**DATA EXCERPTS**
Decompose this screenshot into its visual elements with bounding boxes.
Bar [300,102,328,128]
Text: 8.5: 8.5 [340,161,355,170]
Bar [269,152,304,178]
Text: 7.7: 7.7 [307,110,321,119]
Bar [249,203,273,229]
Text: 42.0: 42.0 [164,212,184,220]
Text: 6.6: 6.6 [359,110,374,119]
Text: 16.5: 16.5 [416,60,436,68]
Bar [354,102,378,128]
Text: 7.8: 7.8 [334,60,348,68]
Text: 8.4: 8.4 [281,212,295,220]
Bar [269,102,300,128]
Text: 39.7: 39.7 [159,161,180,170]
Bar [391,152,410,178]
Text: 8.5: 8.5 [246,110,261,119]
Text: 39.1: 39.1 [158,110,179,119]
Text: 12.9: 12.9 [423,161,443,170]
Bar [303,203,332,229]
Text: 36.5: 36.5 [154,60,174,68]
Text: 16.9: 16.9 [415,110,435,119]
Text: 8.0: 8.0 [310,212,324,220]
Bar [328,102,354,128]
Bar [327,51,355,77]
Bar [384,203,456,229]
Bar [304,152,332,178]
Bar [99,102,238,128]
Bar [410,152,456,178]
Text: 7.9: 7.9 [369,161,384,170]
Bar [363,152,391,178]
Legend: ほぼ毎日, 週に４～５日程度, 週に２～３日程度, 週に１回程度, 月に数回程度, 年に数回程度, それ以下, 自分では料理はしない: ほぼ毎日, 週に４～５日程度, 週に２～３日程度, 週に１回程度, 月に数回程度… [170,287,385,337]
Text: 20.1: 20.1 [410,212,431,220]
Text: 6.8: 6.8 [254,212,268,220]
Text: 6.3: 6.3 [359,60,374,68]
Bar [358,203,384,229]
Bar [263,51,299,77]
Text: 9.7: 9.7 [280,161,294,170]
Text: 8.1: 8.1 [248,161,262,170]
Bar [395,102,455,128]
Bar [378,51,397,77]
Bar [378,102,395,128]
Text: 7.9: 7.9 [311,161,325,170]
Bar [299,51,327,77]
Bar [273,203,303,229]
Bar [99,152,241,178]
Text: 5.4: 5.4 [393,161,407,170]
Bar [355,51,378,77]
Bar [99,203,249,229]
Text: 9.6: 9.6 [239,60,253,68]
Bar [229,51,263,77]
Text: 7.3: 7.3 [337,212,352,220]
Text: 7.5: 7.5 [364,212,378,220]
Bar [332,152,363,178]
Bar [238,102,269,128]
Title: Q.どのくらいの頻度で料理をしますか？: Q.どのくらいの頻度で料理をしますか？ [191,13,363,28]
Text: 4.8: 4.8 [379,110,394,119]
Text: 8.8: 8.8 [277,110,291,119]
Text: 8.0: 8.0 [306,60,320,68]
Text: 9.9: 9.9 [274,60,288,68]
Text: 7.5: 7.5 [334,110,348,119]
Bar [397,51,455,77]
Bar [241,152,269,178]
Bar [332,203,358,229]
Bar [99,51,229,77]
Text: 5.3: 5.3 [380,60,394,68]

...

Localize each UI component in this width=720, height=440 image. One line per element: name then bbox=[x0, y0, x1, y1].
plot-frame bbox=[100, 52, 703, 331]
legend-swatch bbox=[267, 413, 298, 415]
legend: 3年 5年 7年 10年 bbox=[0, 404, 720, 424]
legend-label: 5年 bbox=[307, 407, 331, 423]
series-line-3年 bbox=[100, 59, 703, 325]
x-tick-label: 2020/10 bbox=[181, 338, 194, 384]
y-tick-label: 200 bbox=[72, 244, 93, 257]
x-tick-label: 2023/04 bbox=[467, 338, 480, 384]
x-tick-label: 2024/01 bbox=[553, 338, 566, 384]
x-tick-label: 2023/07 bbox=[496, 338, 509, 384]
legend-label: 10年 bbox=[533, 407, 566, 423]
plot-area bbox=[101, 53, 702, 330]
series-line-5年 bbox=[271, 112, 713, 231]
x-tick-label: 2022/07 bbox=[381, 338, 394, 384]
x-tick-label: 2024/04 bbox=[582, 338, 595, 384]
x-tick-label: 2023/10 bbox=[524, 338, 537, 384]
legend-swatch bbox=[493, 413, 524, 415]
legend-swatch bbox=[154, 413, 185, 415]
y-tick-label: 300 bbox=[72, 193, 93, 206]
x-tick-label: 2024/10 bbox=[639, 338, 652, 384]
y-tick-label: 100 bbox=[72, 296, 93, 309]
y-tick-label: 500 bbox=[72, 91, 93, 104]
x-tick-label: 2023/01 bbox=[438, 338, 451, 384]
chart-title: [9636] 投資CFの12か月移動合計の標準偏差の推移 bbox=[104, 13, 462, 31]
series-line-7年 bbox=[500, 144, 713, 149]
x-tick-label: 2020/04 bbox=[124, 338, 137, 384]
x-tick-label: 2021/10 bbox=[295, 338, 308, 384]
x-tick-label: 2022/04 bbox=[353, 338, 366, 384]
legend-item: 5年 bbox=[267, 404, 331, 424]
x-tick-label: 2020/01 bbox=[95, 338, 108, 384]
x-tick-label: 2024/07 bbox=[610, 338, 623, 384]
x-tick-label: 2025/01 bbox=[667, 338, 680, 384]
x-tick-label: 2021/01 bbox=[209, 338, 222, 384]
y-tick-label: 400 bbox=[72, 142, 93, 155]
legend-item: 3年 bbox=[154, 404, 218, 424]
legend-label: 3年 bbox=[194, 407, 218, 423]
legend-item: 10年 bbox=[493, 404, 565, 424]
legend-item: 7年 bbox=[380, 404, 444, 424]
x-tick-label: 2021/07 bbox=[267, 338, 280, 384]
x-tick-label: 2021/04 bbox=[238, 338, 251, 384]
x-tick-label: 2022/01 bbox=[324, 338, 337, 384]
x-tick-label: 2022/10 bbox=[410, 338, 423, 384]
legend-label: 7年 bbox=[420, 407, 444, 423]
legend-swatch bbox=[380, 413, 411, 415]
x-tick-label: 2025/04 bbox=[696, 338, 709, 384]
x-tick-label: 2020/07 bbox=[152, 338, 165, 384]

**WHAT IS ASKED**
Revise the part of the records that opens with the line containing "Decompose this screenshot" and closes with the line containing "Text: 12.9: 12.9 [423,161,443,170]" by changing "visual elements" to "graphical elements". Give only those lines, with nothing else altered.

**ANSWER**
Decompose this screenshot into its graphical elements with bounding boxes.
Bar [300,102,328,128]
Text: 8.5: 8.5 [340,161,355,170]
Bar [269,152,304,178]
Text: 7.7: 7.7 [307,110,321,119]
Bar [249,203,273,229]
Text: 42.0: 42.0 [164,212,184,220]
Text: 6.6: 6.6 [359,110,374,119]
Text: 16.5: 16.5 [416,60,436,68]
Bar [354,102,378,128]
Text: 7.8: 7.8 [334,60,348,68]
Text: 8.4: 8.4 [281,212,295,220]
Bar [269,102,300,128]
Text: 39.7: 39.7 [159,161,180,170]
Bar [391,152,410,178]
Text: 8.5: 8.5 [246,110,261,119]
Text: 39.1: 39.1 [158,110,179,119]
Text: 12.9: 12.9 [423,161,443,170]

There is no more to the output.